Your instructions » Copy the data word for word, from the very first line through the line that contains "- service-block: [827, 202, 856, 238]", including that line.

Items »
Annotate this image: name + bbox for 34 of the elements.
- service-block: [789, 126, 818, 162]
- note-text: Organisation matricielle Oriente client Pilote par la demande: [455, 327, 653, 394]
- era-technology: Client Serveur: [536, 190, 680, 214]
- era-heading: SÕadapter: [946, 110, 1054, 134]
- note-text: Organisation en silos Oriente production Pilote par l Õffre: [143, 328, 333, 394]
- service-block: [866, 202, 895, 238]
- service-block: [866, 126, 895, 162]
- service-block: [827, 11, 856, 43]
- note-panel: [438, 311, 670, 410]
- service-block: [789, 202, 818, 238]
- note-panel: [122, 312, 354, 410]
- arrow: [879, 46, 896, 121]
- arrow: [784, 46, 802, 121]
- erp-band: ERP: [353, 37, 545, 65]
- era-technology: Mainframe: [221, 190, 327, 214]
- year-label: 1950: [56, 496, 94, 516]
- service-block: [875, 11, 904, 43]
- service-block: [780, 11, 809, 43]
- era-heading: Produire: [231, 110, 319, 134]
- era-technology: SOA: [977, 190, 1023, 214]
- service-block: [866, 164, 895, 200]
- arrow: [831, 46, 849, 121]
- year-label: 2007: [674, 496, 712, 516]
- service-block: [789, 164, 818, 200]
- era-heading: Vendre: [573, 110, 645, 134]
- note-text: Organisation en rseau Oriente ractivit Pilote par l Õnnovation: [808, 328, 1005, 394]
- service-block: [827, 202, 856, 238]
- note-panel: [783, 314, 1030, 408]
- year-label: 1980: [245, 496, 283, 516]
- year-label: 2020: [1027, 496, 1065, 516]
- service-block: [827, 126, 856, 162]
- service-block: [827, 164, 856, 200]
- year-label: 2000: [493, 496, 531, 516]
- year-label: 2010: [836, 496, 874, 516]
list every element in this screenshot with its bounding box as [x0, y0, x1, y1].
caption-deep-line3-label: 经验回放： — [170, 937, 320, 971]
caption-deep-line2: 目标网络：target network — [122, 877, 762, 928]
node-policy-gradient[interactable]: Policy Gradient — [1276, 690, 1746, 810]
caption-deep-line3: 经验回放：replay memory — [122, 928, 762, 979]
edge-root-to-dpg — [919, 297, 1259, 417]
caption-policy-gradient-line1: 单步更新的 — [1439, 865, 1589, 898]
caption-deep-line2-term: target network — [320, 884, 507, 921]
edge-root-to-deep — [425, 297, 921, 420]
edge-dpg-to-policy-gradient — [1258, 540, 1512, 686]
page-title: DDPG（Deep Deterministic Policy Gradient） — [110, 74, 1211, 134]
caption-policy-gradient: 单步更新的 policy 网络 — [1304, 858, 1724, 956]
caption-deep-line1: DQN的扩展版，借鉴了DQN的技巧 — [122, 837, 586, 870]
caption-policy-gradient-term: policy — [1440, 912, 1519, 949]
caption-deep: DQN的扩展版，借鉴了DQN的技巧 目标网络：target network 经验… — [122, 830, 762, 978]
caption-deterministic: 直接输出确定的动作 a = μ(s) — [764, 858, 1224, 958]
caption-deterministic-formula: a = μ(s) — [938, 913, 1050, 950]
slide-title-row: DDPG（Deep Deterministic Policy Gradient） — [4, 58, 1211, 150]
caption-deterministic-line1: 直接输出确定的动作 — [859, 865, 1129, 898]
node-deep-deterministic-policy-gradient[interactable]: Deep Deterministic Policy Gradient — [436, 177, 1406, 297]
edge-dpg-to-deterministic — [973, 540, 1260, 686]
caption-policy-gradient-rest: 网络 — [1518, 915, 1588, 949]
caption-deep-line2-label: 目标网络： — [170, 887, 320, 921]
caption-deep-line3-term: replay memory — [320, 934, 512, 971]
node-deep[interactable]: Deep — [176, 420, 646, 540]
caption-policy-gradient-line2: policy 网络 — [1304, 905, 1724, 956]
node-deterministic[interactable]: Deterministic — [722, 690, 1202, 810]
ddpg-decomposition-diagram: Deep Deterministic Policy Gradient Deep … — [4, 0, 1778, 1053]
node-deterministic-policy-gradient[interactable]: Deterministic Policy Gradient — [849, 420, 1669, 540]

Solution for this exercise »
Annotate this image: name + bbox for 34 of the elements.
- service-block: [789, 126, 818, 162]
- note-text: Organisation matricielle Oriente client Pilote par la demande: [455, 327, 653, 394]
- era-technology: Client Serveur: [536, 190, 680, 214]
- era-heading: SÕadapter: [946, 110, 1054, 134]
- note-text: Organisation en silos Oriente production Pilote par l Õffre: [143, 328, 333, 394]
- service-block: [866, 202, 895, 238]
- service-block: [866, 126, 895, 162]
- service-block: [827, 11, 856, 43]
- note-panel: [438, 311, 670, 410]
- service-block: [789, 202, 818, 238]
- note-panel: [122, 312, 354, 410]
- arrow: [879, 46, 896, 121]
- arrow: [784, 46, 802, 121]
- erp-band: ERP: [353, 37, 545, 65]
- era-technology: Mainframe: [221, 190, 327, 214]
- year-label: 1950: [56, 496, 94, 516]
- service-block: [875, 11, 904, 43]
- service-block: [780, 11, 809, 43]
- era-heading: Produire: [231, 110, 319, 134]
- era-technology: SOA: [977, 190, 1023, 214]
- service-block: [866, 164, 895, 200]
- arrow: [831, 46, 849, 121]
- year-label: 2007: [674, 496, 712, 516]
- service-block: [789, 164, 818, 200]
- era-heading: Vendre: [573, 110, 645, 134]
- note-text: Organisation en rseau Oriente ractivit Pilote par l Õnnovation: [808, 328, 1005, 394]
- service-block: [827, 202, 856, 238]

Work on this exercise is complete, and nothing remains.